[Figure contents as structured data]
--------------------------------------------------
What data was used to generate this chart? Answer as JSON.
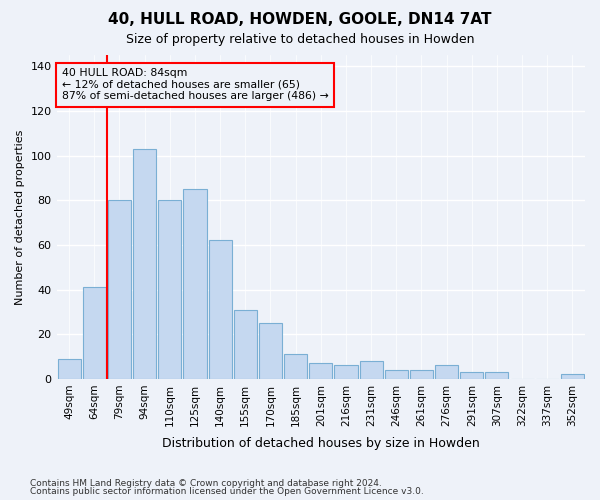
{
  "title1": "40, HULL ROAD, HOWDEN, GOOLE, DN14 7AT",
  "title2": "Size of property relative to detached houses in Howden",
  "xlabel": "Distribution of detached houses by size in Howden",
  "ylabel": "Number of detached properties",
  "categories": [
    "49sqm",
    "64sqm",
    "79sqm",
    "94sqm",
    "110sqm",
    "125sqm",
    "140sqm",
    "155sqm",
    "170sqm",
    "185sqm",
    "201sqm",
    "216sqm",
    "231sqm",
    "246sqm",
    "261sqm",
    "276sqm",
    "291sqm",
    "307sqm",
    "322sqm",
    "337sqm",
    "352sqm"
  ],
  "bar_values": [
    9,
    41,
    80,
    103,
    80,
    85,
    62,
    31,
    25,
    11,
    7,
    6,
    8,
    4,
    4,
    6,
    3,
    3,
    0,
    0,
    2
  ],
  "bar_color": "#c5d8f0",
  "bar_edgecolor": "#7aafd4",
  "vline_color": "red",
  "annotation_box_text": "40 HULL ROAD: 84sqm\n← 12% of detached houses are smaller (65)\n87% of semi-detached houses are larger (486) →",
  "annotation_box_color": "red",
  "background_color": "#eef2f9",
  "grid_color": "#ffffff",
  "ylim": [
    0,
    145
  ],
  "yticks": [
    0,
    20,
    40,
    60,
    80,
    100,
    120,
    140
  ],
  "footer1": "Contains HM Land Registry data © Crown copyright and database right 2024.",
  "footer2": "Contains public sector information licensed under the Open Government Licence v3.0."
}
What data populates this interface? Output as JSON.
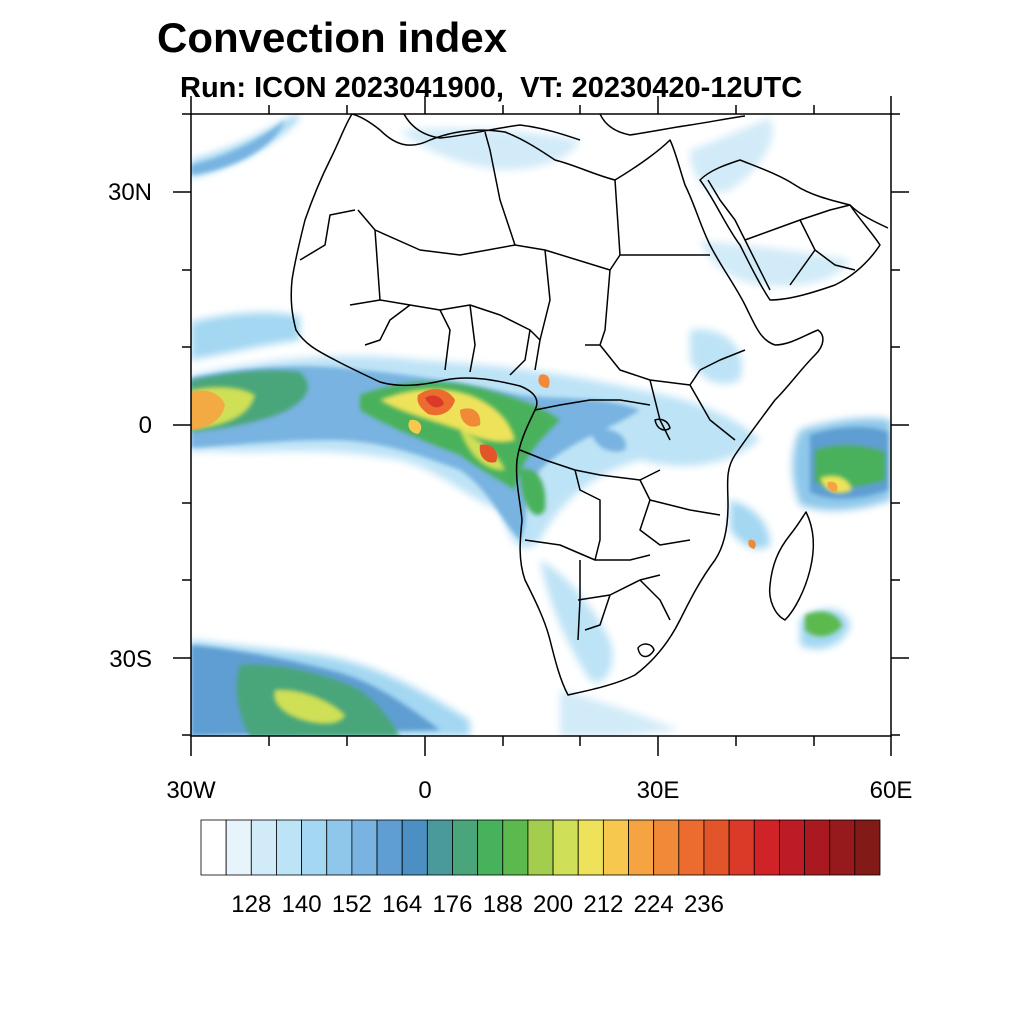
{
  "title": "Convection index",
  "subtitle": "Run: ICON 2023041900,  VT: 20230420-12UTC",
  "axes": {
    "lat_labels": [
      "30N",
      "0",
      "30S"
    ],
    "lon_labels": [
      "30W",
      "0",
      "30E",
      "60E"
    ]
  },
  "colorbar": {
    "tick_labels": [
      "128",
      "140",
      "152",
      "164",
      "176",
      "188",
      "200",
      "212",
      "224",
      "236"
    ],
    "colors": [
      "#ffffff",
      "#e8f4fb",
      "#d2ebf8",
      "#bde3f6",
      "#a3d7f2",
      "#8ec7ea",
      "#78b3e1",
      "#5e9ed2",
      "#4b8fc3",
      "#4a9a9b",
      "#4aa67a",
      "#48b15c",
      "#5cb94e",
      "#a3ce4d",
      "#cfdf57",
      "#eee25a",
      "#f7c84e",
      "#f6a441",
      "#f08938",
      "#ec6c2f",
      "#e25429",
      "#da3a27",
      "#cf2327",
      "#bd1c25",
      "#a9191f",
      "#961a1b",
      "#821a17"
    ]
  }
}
--------------------------------------------------
» REQUIRED TASK
Copy out all lines from the material above that contain the string "ROAD".

» SOLUTION TO THIS TASK
  "title1": "40, HULL ROAD, HOWDEN, GOOLE, DN14 7AT",
  "annotation_box_text": "40 HULL ROAD: 84sqm\n← 12% of detached houses are smaller (65)\n87% of semi-detached houses are larger (486) →",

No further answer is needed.